Repeat word for word everything from the line containing "What data populates" to the end of the listing, first and last lines included, and only that.
+++ MATERIAL FOR THE TASK
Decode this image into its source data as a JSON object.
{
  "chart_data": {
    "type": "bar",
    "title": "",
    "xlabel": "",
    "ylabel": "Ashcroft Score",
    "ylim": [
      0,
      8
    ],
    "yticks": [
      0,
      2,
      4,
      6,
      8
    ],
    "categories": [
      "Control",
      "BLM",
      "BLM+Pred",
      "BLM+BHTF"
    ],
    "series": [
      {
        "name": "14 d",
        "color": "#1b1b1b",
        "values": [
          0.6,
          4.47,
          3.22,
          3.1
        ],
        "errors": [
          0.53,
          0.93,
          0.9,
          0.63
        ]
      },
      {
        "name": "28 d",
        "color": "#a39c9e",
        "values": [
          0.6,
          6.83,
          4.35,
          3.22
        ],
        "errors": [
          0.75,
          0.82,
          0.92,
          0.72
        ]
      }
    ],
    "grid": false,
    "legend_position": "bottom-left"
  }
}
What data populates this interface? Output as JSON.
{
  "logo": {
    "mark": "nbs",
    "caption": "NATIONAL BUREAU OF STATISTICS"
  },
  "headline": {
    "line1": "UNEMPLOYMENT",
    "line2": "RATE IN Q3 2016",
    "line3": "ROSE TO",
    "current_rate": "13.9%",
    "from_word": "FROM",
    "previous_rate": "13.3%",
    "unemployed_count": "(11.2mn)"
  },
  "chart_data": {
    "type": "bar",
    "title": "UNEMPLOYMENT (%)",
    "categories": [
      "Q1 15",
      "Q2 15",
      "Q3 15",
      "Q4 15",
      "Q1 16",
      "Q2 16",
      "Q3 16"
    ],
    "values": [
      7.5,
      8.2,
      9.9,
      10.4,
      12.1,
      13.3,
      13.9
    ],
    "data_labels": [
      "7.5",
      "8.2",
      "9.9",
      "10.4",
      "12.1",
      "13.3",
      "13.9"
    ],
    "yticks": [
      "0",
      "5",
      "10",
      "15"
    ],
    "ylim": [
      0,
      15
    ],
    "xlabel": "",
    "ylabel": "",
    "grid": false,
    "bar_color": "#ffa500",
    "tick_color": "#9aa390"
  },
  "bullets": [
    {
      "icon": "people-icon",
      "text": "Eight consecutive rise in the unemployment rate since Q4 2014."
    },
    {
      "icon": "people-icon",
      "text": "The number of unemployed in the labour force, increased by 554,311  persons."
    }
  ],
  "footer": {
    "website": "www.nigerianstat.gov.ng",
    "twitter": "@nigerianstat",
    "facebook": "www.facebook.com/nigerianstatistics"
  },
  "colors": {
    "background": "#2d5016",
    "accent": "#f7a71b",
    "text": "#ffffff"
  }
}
++++++
== ANSWER TO THE EXERCISE ==
What data populates this interface? Output as JSON.
{
  "logo": {
    "mark": "nbs",
    "caption": "NATIONAL BUREAU OF STATISTICS"
  },
  "headline": {
    "line1": "UNEMPLOYMENT",
    "line2": "RATE IN Q3 2016",
    "line3": "ROSE TO",
    "current_rate": "13.9%",
    "from_word": "FROM",
    "previous_rate": "13.3%",
    "unemployed_count": "(11.2mn)"
  },
  "chart_data": {
    "type": "bar",
    "title": "UNEMPLOYMENT (%)",
    "categories": [
      "Q1 15",
      "Q2 15",
      "Q3 15",
      "Q4 15",
      "Q1 16",
      "Q2 16",
      "Q3 16"
    ],
    "values": [
      7.5,
      8.2,
      9.9,
      10.4,
      12.1,
      13.3,
      13.9
    ],
    "data_labels": [
      "7.5",
      "8.2",
      "9.9",
      "10.4",
      "12.1",
      "13.3",
      "13.9"
    ],
    "yticks": [
      "0",
      "5",
      "10",
      "15"
    ],
    "ylim": [
      0,
      15
    ],
    "xlabel": "",
    "ylabel": "",
    "grid": false,
    "bar_color": "#ffa500",
    "tick_color": "#9aa390"
  },
  "bullets": [
    {
      "icon": "people-icon",
      "text": "Eight consecutive rise in the unemployment rate since Q4 2014."
    },
    {
      "icon": "people-icon",
      "text": "The number of unemployed in the labour force, increased by 554,311  persons."
    }
  ],
  "footer": {
    "website": "www.nigerianstat.gov.ng",
    "twitter": "@nigerianstat",
    "facebook": "www.facebook.com/nigerianstatistics"
  },
  "colors": {
    "background": "#2d5016",
    "accent": "#f7a71b",
    "text": "#ffffff"
  }
}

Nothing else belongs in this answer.